__EXERCISE__. Make an exact copy of the listing below.

__RAW DATA__.
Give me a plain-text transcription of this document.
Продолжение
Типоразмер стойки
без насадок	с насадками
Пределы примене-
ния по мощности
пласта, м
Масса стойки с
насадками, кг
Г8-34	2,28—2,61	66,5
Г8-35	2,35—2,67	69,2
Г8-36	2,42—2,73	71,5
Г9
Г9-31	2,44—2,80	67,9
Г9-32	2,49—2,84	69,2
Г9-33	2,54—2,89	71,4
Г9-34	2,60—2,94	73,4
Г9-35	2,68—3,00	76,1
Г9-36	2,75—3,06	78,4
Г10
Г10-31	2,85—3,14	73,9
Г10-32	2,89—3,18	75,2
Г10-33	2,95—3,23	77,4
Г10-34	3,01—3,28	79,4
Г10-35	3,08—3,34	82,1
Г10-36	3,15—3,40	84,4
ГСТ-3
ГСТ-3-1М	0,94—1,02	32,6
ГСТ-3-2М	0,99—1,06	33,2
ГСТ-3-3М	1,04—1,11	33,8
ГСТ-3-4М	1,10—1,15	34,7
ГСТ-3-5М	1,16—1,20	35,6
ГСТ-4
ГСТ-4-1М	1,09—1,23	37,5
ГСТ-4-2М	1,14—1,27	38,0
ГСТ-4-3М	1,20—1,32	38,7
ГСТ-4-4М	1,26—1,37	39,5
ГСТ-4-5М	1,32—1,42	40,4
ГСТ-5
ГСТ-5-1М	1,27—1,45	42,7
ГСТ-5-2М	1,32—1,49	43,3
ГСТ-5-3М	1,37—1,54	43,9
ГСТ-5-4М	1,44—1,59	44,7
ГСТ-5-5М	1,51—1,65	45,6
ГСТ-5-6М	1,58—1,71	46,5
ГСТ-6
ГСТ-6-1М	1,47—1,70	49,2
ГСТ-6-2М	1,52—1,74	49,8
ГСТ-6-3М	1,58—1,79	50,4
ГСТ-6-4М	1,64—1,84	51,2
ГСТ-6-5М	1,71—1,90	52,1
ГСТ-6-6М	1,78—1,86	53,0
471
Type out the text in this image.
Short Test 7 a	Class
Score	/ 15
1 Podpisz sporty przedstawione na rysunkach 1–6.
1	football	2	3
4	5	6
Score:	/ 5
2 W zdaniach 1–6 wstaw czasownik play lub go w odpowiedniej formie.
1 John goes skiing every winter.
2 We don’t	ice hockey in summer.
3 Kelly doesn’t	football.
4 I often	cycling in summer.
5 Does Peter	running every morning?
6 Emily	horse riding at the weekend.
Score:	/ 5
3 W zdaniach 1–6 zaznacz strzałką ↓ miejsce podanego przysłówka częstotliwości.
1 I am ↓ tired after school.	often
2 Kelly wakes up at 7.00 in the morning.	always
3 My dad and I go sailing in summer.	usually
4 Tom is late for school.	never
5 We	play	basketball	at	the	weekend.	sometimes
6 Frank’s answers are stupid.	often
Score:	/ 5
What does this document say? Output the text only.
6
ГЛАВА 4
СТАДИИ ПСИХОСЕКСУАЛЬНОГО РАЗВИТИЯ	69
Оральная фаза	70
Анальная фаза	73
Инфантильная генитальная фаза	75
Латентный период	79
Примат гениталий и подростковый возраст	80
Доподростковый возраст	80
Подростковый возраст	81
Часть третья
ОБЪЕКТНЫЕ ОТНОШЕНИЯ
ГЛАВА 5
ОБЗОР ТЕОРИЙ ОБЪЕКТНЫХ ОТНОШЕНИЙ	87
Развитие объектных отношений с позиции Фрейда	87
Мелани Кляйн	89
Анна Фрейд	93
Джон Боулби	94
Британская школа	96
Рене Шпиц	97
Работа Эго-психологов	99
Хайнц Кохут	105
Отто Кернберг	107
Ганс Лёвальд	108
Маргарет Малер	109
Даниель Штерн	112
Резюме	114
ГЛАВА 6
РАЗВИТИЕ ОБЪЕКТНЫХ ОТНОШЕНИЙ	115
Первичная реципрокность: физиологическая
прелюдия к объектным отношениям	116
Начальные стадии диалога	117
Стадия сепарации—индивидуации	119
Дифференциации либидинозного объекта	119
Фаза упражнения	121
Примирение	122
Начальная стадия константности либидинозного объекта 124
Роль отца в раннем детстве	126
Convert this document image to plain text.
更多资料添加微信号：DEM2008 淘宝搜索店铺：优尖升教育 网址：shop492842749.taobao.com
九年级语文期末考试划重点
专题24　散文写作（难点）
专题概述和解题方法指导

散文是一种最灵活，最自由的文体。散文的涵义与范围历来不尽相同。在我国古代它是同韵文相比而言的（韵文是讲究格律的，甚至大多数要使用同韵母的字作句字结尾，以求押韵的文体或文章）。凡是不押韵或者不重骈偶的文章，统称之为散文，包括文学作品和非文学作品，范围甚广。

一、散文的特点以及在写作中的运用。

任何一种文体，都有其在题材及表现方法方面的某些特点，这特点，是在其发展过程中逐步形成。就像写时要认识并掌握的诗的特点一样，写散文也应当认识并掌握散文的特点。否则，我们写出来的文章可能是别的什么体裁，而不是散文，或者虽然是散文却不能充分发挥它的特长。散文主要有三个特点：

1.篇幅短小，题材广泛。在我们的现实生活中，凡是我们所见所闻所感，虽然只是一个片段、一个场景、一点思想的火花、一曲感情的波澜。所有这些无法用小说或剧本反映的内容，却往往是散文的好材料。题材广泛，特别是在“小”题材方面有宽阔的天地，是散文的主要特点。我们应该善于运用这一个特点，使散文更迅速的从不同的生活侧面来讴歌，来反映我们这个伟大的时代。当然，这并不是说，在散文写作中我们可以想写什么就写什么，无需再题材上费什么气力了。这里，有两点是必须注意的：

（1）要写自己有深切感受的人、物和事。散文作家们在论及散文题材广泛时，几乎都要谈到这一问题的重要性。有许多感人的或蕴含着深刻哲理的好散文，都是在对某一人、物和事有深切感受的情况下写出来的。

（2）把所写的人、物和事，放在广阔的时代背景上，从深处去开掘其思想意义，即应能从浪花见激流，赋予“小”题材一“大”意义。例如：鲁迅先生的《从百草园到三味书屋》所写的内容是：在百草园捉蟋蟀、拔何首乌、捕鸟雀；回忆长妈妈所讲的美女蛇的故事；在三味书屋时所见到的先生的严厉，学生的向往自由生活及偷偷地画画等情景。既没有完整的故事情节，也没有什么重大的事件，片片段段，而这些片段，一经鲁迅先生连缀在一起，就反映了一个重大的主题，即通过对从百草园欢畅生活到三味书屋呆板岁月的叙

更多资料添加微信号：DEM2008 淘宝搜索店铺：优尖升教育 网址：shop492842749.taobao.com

__RESULT OF THIS EXERCISE__.
Give me a plain-text transcription of this document.
Продолжение
Типоразмер стойки
без насадок	с насадками
Пределы примене-
ния по мощности
пласта, м
Масса стойки с
насадками, кг
Г8-34	2,28—2,61	66,5
Г8-35	2,35—2,67	69,2
Г8-36	2,42—2,73	71,5
Г9
Г9-31	2,44—2,80	67,9
Г9-32	2,49—2,84	69,2
Г9-33	2,54—2,89	71,4
Г9-34	2,60—2,94	73,4
Г9-35	2,68—3,00	76,1
Г9-36	2,75—3,06	78,4
Г10
Г10-31	2,85—3,14	73,9
Г10-32	2,89—3,18	75,2
Г10-33	2,95—3,23	77,4
Г10-34	3,01—3,28	79,4
Г10-35	3,08—3,34	82,1
Г10-36	3,15—3,40	84,4
ГСТ-3
ГСТ-3-1М	0,94—1,02	32,6
ГСТ-3-2М	0,99—1,06	33,2
ГСТ-3-3М	1,04—1,11	33,8
ГСТ-3-4М	1,10—1,15	34,7
ГСТ-3-5М	1,16—1,20	35,6
ГСТ-4
ГСТ-4-1М	1,09—1,23	37,5
ГСТ-4-2М	1,14—1,27	38,0
ГСТ-4-3М	1,20—1,32	38,7
ГСТ-4-4М	1,26—1,37	39,5
ГСТ-4-5М	1,32—1,42	40,4
ГСТ-5
ГСТ-5-1М	1,27—1,45	42,7
ГСТ-5-2М	1,32—1,49	43,3
ГСТ-5-3М	1,37—1,54	43,9
ГСТ-5-4М	1,44—1,59	44,7
ГСТ-5-5М	1,51—1,65	45,6
ГСТ-5-6М	1,58—1,71	46,5
ГСТ-6
ГСТ-6-1М	1,47—1,70	49,2
ГСТ-6-2М	1,52—1,74	49,8
ГСТ-6-3М	1,58—1,79	50,4
ГСТ-6-4М	1,64—1,84	51,2
ГСТ-6-5М	1,71—1,90	52,1
ГСТ-6-6М	1,78—1,86	53,0
471
Type out the text in this image.
Short Test 7 a	Class
Score	/ 15
1 Podpisz sporty przedstawione na rysunkach 1–6.
1	football	2	3
4	5	6
Score:	/ 5
2 W zdaniach 1–6 wstaw czasownik play lub go w odpowiedniej formie.
1 John goes skiing every winter.
2 We don’t	ice hockey in summer.
3 Kelly doesn’t	football.
4 I often	cycling in summer.
5 Does Peter	running every morning?
6 Emily	horse riding at the weekend.
Score:	/ 5
3 W zdaniach 1–6 zaznacz strzałką ↓ miejsce podanego przysłówka częstotliwości.
1 I am ↓ tired after school.	often
2 Kelly wakes up at 7.00 in the morning.	always
3 My dad and I go sailing in summer.	usually
4 Tom is late for school.	never
5 We	play	basketball	at	the	weekend.	sometimes
6 Frank’s answers are stupid.	often
Score:	/ 5
What does this document say? Output the text only.
6
ГЛАВА 4
СТАДИИ ПСИХОСЕКСУАЛЬНОГО РАЗВИТИЯ	69
Оральная фаза	70
Анальная фаза	73
Инфантильная генитальная фаза	75
Латентный период	79
Примат гениталий и подростковый возраст	80
Доподростковый возраст	80
Подростковый возраст	81
Часть третья
ОБЪЕКТНЫЕ ОТНОШЕНИЯ
ГЛАВА 5
ОБЗОР ТЕОРИЙ ОБЪЕКТНЫХ ОТНОШЕНИЙ	87
Развитие объектных отношений с позиции Фрейда	87
Мелани Кляйн	89
Анна Фрейд	93
Джон Боулби	94
Британская школа	96
Рене Шпиц	97
Работа Эго-психологов	99
Хайнц Кохут	105
Отто Кернберг	107
Ганс Лёвальд	108
Маргарет Малер	109
Даниель Штерн	112
Резюме	114
ГЛАВА 6
РАЗВИТИЕ ОБЪЕКТНЫХ ОТНОШЕНИЙ	115
Первичная реципрокность: физиологическая
прелюдия к объектным отношениям	116
Начальные стадии диалога	117
Стадия сепарации—индивидуации	119
Дифференциации либидинозного объекта	119
Фаза упражнения	121
Примирение	122
Начальная стадия константности либидинозного объекта 124
Роль отца в раннем детстве	126
Convert this document image to plain text.
更多资料添加微信号：DEM2008 淘宝搜索店铺：优尖升教育 网址：shop492842749.taobao.com
九年级语文期末考试划重点
专题24　散文写作（难点）
专题概述和解题方法指导

散文是一种最灵活，最自由的文体。散文的涵义与范围历来不尽相同。在我国古代它是同韵文相比而言的（韵文是讲究格律的，甚至大多数要使用同韵母的字作句字结尾，以求押韵的文体或文章）。凡是不押韵或者不重骈偶的文章，统称之为散文，包括文学作品和非文学作品，范围甚广。

一、散文的特点以及在写作中的运用。

任何一种文体，都有其在题材及表现方法方面的某些特点，这特点，是在其发展过程中逐步形成。就像写时要认识并掌握的诗的特点一样，写散文也应当认识并掌握散文的特点。否则，我们写出来的文章可能是别的什么体裁，而不是散文，或者虽然是散文却不能充分发挥它的特长。散文主要有三个特点：

1.篇幅短小，题材广泛。在我们的现实生活中，凡是我们所见所闻所感，虽然只是一个片段、一个场景、一点思想的火花、一曲感情的波澜。所有这些无法用小说或剧本反映的内容，却往往是散文的好材料。题材广泛，特别是在“小”题材方面有宽阔的天地，是散文的主要特点。我们应该善于运用这一个特点，使散文更迅速的从不同的生活侧面来讴歌，来反映我们这个伟大的时代。当然，这并不是说，在散文写作中我们可以想写什么就写什么，无需再题材上费什么气力了。这里，有两点是必须注意的：

（1）要写自己有深切感受的人、物和事。散文作家们在论及散文题材广泛时，几乎都要谈到这一问题的重要性。有许多感人的或蕴含着深刻哲理的好散文，都是在对某一人、物和事有深切感受的情况下写出来的。

（2）把所写的人、物和事，放在广阔的时代背景上，从深处去开掘其思想意义，即应能从浪花见激流，赋予“小”题材一“大”意义。例如：鲁迅先生的《从百草园到三味书屋》所写的内容是：在百草园捉蟋蟀、拔何首乌、捕鸟雀；回忆长妈妈所讲的美女蛇的故事；在三味书屋时所见到的先生的严厉，学生的向往自由生活及偷偷地画画等情景。既没有完整的故事情节，也没有什么重大的事件，片片段段，而这些片段，一经鲁迅先生连缀在一起，就反映了一个重大的主题，即通过对从百草园欢畅生活到三味书屋呆板岁月的叙

更多资料添加微信号：DEM2008 淘宝搜索店铺：优尖升教育 网址：shop492842749.taobao.com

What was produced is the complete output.